▶ **Exercise aim**
All of the lines below are to be printed again exactly; images are excluded from the output.

Recorded data
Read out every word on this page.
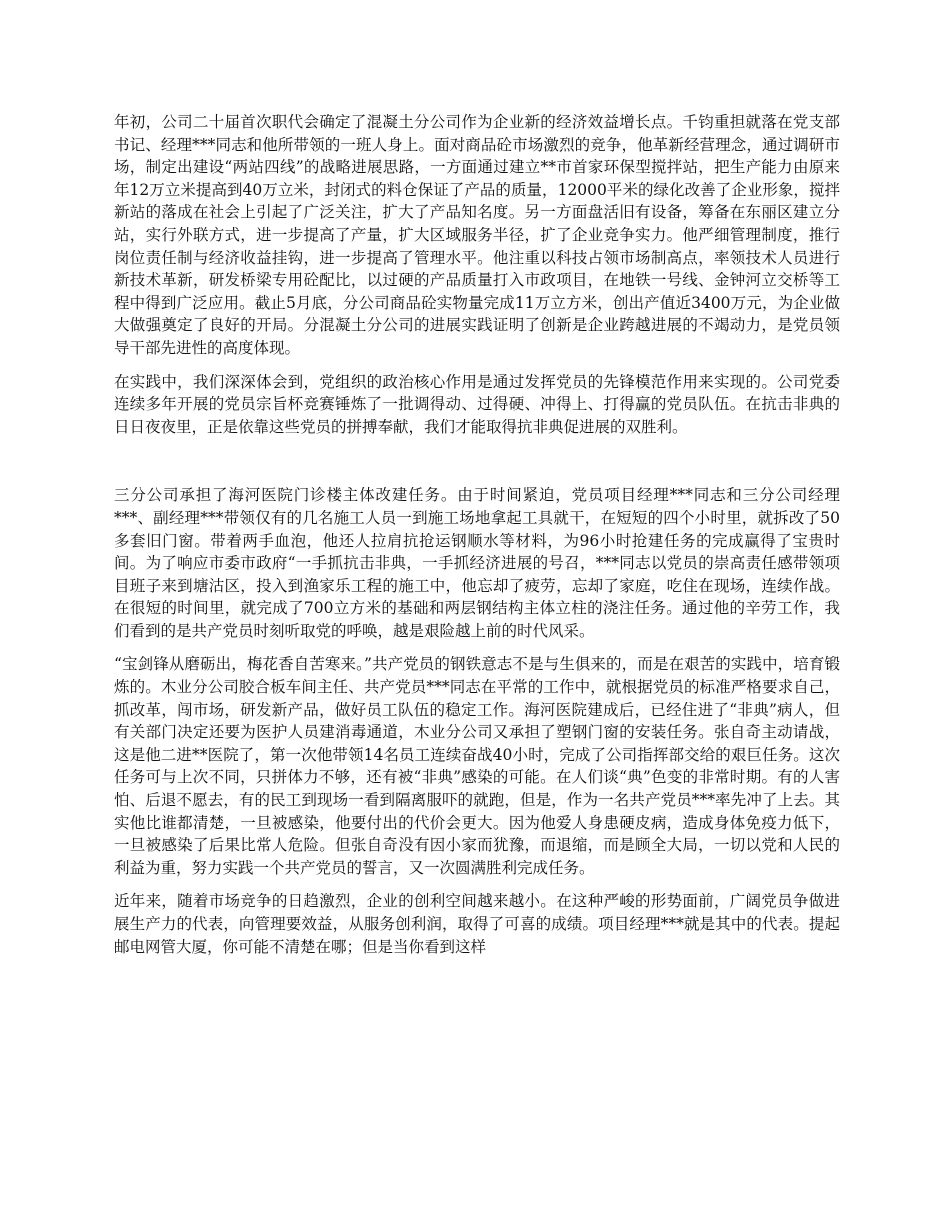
年初，公司二十届首次职代会确定了混凝土分公司作为企业新的经济效益增长点。千钧重担就落在党支部书记、经理***同志和他所带领的一班人身上。面对商品砼市场激烈的竞争，他革新经营理念，通过调研市场，制定出建设“两站四线”的战略进展思路，一方面通过建立**市首家环保型搅拌站，把生产能力由原来年12万立米提高到40万立米，封闭式的料仓保证了产品的质量，12000平米的绿化改善了企业形象，搅拌新站的落成在社会上引起了广泛关注，扩大了产品知名度。另一方面盘活旧有设备，筹备在东丽区建立分站，实行外联方式，进一步提高了产量，扩大区域服务半径，扩了企业竞争实力。他严细管理制度，推行岗位责任制与经济收益挂钩，进一步提高了管理水平。他注重以科技占领市场制高点，率领技术人员进行新技术革新，研发桥梁专用砼配比，以过硬的产品质量打入市政项目，在地铁一号线、金钟河立交桥等工程中得到广泛应用。截止5月底，分公司商品砼实物量完成11万立方米，创出产值近3400万元，为企业做大做强奠定了良好的开局。分混凝土分公司的进展实践证明了创新是企业跨越进展的不竭动力，是党员领导干部先进性的高度体现。

在实践中，我们深深体会到，党组织的政治核心作用是通过发挥党员的先锋模范作用来实现的。公司党委连续多年开展的党员宗旨杯竞赛锤炼了一批调得动、过得硬、冲得上、打得赢的党员队伍。在抗击非典的日日夜夜里，正是依靠这些党员的拼搏奉献，我们才能取得抗非典促进展的双胜利。

三分公司承担了海河医院门诊楼主体改建任务。由于时间紧迫，党员项目经理***同志和三分公司经理***、副经理***带领仅有的几名施工人员一到施工场地拿起工具就干，在短短的四个小时里，就拆改了50多套旧门窗。带着两手血泡，他还人拉肩抗抢运钢顺水等材料，为96小时抢建任务的完成赢得了宝贵时间。为了响应市委市政府“一手抓抗击非典，一手抓经济进展的号召，***同志以党员的崇高责任感带领项目班子来到塘沽区，投入到渔家乐工程的施工中，他忘却了疲劳，忘却了家庭，吃住在现场，连续作战。在很短的时间里，就完成了700立方米的基础和两层钢结构主体立柱的浇注任务。通过他的辛劳工作，我们看到的是共产党员时刻听取党的呼唤，越是艰险越上前的时代风采。

“宝剑锋从磨砺出，梅花香自苦寒来。”共产党员的钢铁意志不是与生俱来的，而是在艰苦的实践中，培育锻炼的。木业分公司胶合板车间主任、共产党员***同志在平常的工作中，就根据党员的标准严格要求自己，抓改革，闯市场，研发新产品，做好员工队伍的稳定工作。海河医院建成后，已经住进了“非典”病人，但有关部门决定还要为医护人员建消毒通道，木业分公司又承担了塑钢门窗的安装任务。张自奇主动请战，这是他二进**医院了，第一次他带领14名员工连续奋战40小时，完成了公司指挥部交给的艰巨任务。这次任务可与上次不同，只拼体力不够，还有被“非典”感染的可能。在人们谈“典”色变的非常时期。有的人害怕、后退不愿去，有的民工到现场一看到隔离服吓的就跑，但是，作为一名共产党员***率先冲了上去。其实他比谁都清楚，一旦被感染，他要付出的代价会更大。因为他爱人身患硬皮病，造成身体免疫力低下，一旦被感染了后果比常人危险。但张自奇没有因小家而犹豫，而退缩，而是顾全大局，一切以党和人民的利益为重，努力实践一个共产党员的誓言，又一次圆满胜利完成任务。

近年来，随着市场竞争的日趋激烈，企业的创利空间越来越小。在这种严峻的形势面前，广阔党员争做进展生产力的代表，向管理要效益，从服务创利润，取得了可喜的成绩。项目经理***就是其中的代表。提起邮电网管大厦，你可能不清楚在哪；但是当你看到这样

▶ **Response**
Read out every word on this page.
年初，公司二十届首次职代会确定了混凝土分公司作为企业新的经济效益增长点。千钧重担就落在党支部书记、经理***同志和他所带领的一班人身上。面对商品砼市场激烈的竞争，他革新经营理念，通过调研市场，制定出建设“两站四线”的战略进展思路，一方面通过建立**市首家环保型搅拌站，把生产能力由原来年12万立米提高到40万立米，封闭式的料仓保证了产品的质量，12000平米的绿化改善了企业形象，搅拌新站的落成在社会上引起了广泛关注，扩大了产品知名度。另一方面盘活旧有设备，筹备在东丽区建立分站，实行外联方式，进一步提高了产量，扩大区域服务半径，扩了企业竞争实力。他严细管理制度，推行岗位责任制与经济收益挂钩，进一步提高了管理水平。他注重以科技占领市场制高点，率领技术人员进行新技术革新，研发桥梁专用砼配比，以过硬的产品质量打入市政项目，在地铁一号线、金钟河立交桥等工程中得到广泛应用。截止5月底，分公司商品砼实物量完成11万立方米，创出产值近3400万元，为企业做大做强奠定了良好的开局。分混凝土分公司的进展实践证明了创新是企业跨越进展的不竭动力，是党员领导干部先进性的高度体现。

在实践中，我们深深体会到，党组织的政治核心作用是通过发挥党员的先锋模范作用来实现的。公司党委连续多年开展的党员宗旨杯竞赛锤炼了一批调得动、过得硬、冲得上、打得赢的党员队伍。在抗击非典的日日夜夜里，正是依靠这些党员的拼搏奉献，我们才能取得抗非典促进展的双胜利。

三分公司承担了海河医院门诊楼主体改建任务。由于时间紧迫，党员项目经理***同志和三分公司经理***、副经理***带领仅有的几名施工人员一到施工场地拿起工具就干，在短短的四个小时里，就拆改了50多套旧门窗。带着两手血泡，他还人拉肩抗抢运钢顺水等材料，为96小时抢建任务的完成赢得了宝贵时间。为了响应市委市政府“一手抓抗击非典，一手抓经济进展的号召，***同志以党员的崇高责任感带领项目班子来到塘沽区，投入到渔家乐工程的施工中，他忘却了疲劳，忘却了家庭，吃住在现场，连续作战。在很短的时间里，就完成了700立方米的基础和两层钢结构主体立柱的浇注任务。通过他的辛劳工作，我们看到的是共产党员时刻听取党的呼唤，越是艰险越上前的时代风采。

“宝剑锋从磨砺出，梅花香自苦寒来。”共产党员的钢铁意志不是与生俱来的，而是在艰苦的实践中，培育锻炼的。木业分公司胶合板车间主任、共产党员***同志在平常的工作中，就根据党员的标准严格要求自己，抓改革，闯市场，研发新产品，做好员工队伍的稳定工作。海河医院建成后，已经住进了“非典”病人，但有关部门决定还要为医护人员建消毒通道，木业分公司又承担了塑钢门窗的安装任务。张自奇主动请战，这是他二进**医院了，第一次他带领14名员工连续奋战40小时，完成了公司指挥部交给的艰巨任务。这次任务可与上次不同，只拼体力不够，还有被“非典”感染的可能。在人们谈“典”色变的非常时期。有的人害怕、后退不愿去，有的民工到现场一看到隔离服吓的就跑，但是，作为一名共产党员***率先冲了上去。其实他比谁都清楚，一旦被感染，他要付出的代价会更大。因为他爱人身患硬皮病，造成身体免疫力低下，一旦被感染了后果比常人危险。但张自奇没有因小家而犹豫，而退缩，而是顾全大局，一切以党和人民的利益为重，努力实践一个共产党员的誓言，又一次圆满胜利完成任务。

近年来，随着市场竞争的日趋激烈，企业的创利空间越来越小。在这种严峻的形势面前，广阔党员争做进展生产力的代表，向管理要效益，从服务创利润，取得了可喜的成绩。项目经理***就是其中的代表。提起邮电网管大厦，你可能不清楚在哪；但是当你看到这样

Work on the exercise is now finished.